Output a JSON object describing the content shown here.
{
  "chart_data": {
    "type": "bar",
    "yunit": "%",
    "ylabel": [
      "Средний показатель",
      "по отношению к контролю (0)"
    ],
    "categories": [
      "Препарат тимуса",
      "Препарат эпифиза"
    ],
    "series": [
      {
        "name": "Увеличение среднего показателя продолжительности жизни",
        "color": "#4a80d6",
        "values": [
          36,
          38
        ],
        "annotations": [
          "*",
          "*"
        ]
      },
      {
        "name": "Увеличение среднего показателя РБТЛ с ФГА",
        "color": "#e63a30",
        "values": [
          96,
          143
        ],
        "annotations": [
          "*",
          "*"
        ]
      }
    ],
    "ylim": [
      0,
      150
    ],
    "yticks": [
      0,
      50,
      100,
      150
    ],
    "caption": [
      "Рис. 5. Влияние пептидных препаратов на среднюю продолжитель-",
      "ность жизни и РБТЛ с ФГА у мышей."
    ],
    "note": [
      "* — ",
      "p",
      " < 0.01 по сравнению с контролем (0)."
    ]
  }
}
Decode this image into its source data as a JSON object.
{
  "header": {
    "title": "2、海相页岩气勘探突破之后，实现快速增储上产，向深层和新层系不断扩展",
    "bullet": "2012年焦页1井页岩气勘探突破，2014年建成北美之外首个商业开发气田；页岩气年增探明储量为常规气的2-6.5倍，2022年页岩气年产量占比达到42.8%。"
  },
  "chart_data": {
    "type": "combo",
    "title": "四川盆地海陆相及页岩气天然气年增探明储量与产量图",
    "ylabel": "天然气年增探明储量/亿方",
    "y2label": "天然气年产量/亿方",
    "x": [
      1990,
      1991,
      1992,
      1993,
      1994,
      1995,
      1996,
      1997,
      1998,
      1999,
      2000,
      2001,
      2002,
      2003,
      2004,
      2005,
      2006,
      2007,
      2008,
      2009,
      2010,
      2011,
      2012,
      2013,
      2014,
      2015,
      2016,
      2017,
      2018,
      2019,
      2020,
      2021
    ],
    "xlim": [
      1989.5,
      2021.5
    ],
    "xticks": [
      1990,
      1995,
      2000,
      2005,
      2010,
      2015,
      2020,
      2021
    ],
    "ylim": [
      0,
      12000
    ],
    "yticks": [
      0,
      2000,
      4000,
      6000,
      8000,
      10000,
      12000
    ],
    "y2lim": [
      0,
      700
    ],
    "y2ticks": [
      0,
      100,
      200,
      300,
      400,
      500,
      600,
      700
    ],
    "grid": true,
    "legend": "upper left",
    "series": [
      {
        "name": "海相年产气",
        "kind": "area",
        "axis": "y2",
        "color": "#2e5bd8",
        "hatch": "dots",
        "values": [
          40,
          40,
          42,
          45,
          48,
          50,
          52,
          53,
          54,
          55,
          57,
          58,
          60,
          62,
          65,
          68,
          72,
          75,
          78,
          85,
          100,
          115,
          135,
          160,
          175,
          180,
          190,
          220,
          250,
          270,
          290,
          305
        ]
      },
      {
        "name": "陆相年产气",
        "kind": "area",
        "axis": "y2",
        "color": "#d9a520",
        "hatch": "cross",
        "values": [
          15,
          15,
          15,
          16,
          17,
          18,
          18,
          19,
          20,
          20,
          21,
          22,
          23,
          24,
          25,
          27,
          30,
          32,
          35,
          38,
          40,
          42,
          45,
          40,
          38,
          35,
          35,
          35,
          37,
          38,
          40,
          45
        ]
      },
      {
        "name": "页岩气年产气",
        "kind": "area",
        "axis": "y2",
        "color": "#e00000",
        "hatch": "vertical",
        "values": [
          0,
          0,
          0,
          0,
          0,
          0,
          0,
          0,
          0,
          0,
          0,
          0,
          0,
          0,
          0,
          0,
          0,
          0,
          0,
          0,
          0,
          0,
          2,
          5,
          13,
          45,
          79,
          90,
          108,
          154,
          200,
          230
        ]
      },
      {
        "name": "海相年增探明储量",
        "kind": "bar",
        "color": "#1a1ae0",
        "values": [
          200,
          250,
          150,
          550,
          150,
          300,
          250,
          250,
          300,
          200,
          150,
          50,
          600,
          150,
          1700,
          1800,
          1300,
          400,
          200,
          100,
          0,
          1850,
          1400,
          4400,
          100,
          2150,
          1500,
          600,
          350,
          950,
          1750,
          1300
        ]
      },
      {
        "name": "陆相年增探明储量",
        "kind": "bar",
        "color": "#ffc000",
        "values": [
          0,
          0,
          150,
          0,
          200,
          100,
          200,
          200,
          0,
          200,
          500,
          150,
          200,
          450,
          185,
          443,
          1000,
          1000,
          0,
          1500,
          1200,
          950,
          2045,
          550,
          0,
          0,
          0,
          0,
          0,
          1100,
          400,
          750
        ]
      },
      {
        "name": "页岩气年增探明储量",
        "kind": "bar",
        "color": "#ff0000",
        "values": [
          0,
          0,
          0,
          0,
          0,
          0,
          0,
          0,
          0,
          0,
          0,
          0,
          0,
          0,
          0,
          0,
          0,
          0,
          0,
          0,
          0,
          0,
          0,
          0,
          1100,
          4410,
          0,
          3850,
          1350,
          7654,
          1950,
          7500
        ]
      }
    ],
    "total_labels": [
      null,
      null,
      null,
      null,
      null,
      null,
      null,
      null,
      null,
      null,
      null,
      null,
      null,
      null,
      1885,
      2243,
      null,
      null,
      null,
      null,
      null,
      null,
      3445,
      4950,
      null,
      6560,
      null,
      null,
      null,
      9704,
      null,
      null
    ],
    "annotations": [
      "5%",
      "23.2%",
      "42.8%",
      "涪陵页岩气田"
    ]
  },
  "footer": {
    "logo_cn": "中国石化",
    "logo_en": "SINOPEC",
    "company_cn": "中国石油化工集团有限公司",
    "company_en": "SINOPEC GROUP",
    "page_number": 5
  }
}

------------------------------------

§ Short exercise:
From the records, copy every line that has the string "среднего" in it.

§ Exercise solution:
        "name": "Увеличение среднего показателя продолжительности жизни",
        "name": "Увеличение среднего показателя РБТЛ с ФГА",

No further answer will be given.